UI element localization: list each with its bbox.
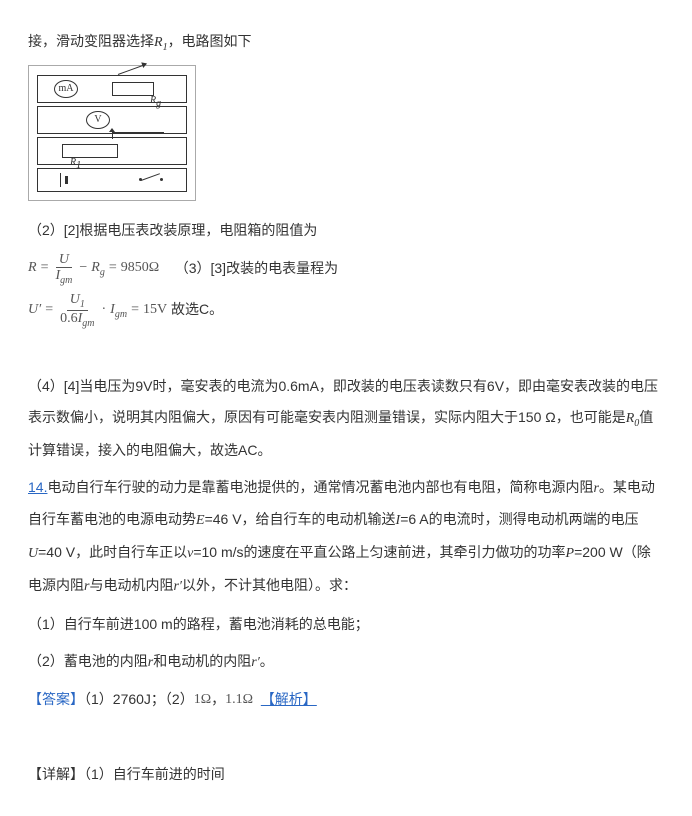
- f1-val: 9850Ω: [121, 253, 159, 284]
- p4-text-a: （4）[4]当电压为9V时，毫安表的电流为0.6mA，即改装的电压表读数只有6V…: [28, 378, 658, 425]
- slider-arrow-icon: [112, 132, 113, 139]
- formula-R: R = U Igm − Rg = 9850Ω: [28, 252, 159, 286]
- answer-val-1: 1Ω: [194, 685, 211, 716]
- f2-dot: ·: [102, 295, 107, 326]
- f2-num: U1: [67, 292, 88, 311]
- formula-2-line: U′ = U1 0.6Igm · Igm = 15V 故选C。: [28, 292, 664, 329]
- q14-U: U: [28, 546, 38, 561]
- analysis-link[interactable]: 【解析】: [261, 691, 317, 707]
- f1-eq: =: [41, 253, 49, 284]
- battery-plate-long: [60, 173, 61, 187]
- f1-Rg-base: R: [91, 260, 100, 275]
- voltmeter-label: V: [94, 109, 101, 131]
- q14-rp: r′: [173, 579, 182, 594]
- q14-c: 与电动机内阻: [89, 577, 173, 593]
- subquestion-2: （2）蓄电池的内阻r和电动机的内阻r′。: [28, 646, 664, 679]
- f1-num: U: [56, 252, 72, 268]
- subquestion-1: （1）自行车前进100 m的路程，蓄电池消耗的总电能；: [28, 609, 664, 640]
- q14-E: E: [196, 513, 205, 528]
- detail-label: 【详解】: [28, 766, 84, 782]
- detail-text: （1）自行车前进的时间: [84, 766, 225, 782]
- battery-icon: [56, 173, 72, 187]
- q14-number: 14.: [28, 479, 47, 495]
- circuit-row-3: R1: [37, 137, 187, 165]
- intro-text-b: ，电路图如下: [168, 33, 252, 49]
- f2-eq2: =: [131, 295, 139, 326]
- answer-label: 【答案】: [28, 691, 84, 707]
- question-14: 14.电动自行车行驶的动力是靠蓄电池提供的，通常情况蓄电池内部也有电阻，简称电源…: [28, 472, 664, 603]
- sub2-c: 。: [260, 653, 274, 669]
- intro-R1-base: R: [154, 35, 163, 50]
- answer-text-a: （1）2760J；（2）: [84, 691, 194, 707]
- slider-tap-wire: [112, 132, 164, 133]
- switch-icon: [136, 173, 166, 187]
- formula-1-line: R = U Igm − Rg = 9850Ω （3）[3]改装的电表量程为: [28, 252, 664, 286]
- f1-frac: U Igm: [52, 252, 75, 286]
- f2-Igm2: Igm: [110, 295, 127, 326]
- formula-Uprime: U′ = U1 0.6Igm · Igm = 15V: [28, 292, 167, 329]
- f2-Up: U′: [28, 295, 41, 326]
- battery-plate-short: [65, 176, 68, 184]
- q14-d: 以外，不计其他电阻）。求：: [182, 577, 357, 593]
- intro-text-a: 接，滑动变阻器选择: [28, 33, 154, 49]
- switch-node-right: [160, 178, 163, 181]
- f2-Igm-sub: gm: [82, 317, 94, 328]
- p4-R0: R0: [626, 411, 640, 426]
- f1-Rg: Rg: [91, 253, 105, 284]
- f2-eq: =: [45, 295, 53, 326]
- sub2-b: 和电动机的内阻: [153, 653, 251, 669]
- detail-line: 【详解】（1）自行车前进的时间: [28, 759, 664, 790]
- f1-minus: −: [79, 253, 87, 284]
- switch-arm: [141, 173, 160, 181]
- f2-frac: U1 0.6Igm: [57, 292, 97, 329]
- q14-a: 电动自行车行驶的动力是靠蓄电池提供的，通常情况蓄电池内部也有电阻，简称电源内阻: [47, 479, 593, 495]
- f2-val: 15V: [143, 295, 167, 326]
- voltmeter-icon: V: [86, 111, 110, 129]
- intro-R1: R1: [154, 35, 168, 50]
- f2-coef: 0.6: [60, 311, 78, 326]
- f1-Igm-sub: gm: [60, 275, 72, 286]
- sub2-rp: r′: [251, 655, 260, 670]
- f2-U1-sub: 1: [80, 299, 85, 310]
- para-2: （2）[2]根据电压表改装原理，电阻箱的阻值为: [28, 215, 664, 246]
- f1-eq2: =: [109, 253, 117, 284]
- answer-val-2: 1.1Ω: [225, 685, 253, 716]
- q14-Eval: =46 V，给自行车的电动机输送: [205, 511, 396, 527]
- para-4: （4）[4]当电压为9V时，毫安表的电流为0.6mA，即改装的电压表读数只有6V…: [28, 371, 664, 465]
- f2-Igm2-sub: gm: [115, 308, 127, 319]
- q14-Uval: =40 V，此时自行车正以: [38, 544, 187, 560]
- sub2-a: （2）蓄电池的内阻: [28, 653, 148, 669]
- rheostat-arrow-icon: [118, 64, 147, 75]
- p4-R0-base: R: [626, 411, 635, 426]
- milliammeter-label: mA: [59, 78, 74, 100]
- answer-line: 【答案】（1）2760J；（2）1Ω，1.1Ω 【解析】: [28, 684, 664, 716]
- f1-R: R: [28, 253, 37, 284]
- resistor-Rg-icon: [112, 82, 154, 96]
- intro-line: 接，滑动变阻器选择R1，电路图如下: [28, 26, 664, 59]
- f2-den: 0.6Igm: [57, 311, 97, 329]
- f1-Rg-sub: g: [100, 267, 105, 278]
- f2-U1: U: [70, 292, 80, 307]
- circuit-row-4: [37, 168, 187, 192]
- circuit-diagram: mA Rg V R1: [28, 65, 196, 201]
- q14-P: P: [566, 546, 575, 561]
- q14-vval: =10 m/s的速度在平直公路上匀速前进，其牵引力做功的功率: [193, 544, 565, 560]
- para-3-inline: （3）[3]改装的电表量程为: [175, 259, 338, 275]
- f1-den: Igm: [52, 268, 75, 286]
- milliammeter-icon: mA: [54, 80, 78, 98]
- para-3-tail: 故选C。: [171, 301, 223, 317]
- q14-Ival: =6 A的电流时，测得电动机两端的电压: [400, 511, 638, 527]
- circuit-row-1: mA Rg: [37, 75, 187, 103]
- answer-comma: ，: [211, 691, 225, 707]
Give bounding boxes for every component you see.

===============

Report how many lines of the records above contain the string "自行车前进的时间", treating case as significant. Give only the number.

--- WRITTEN RESPONSE ---
2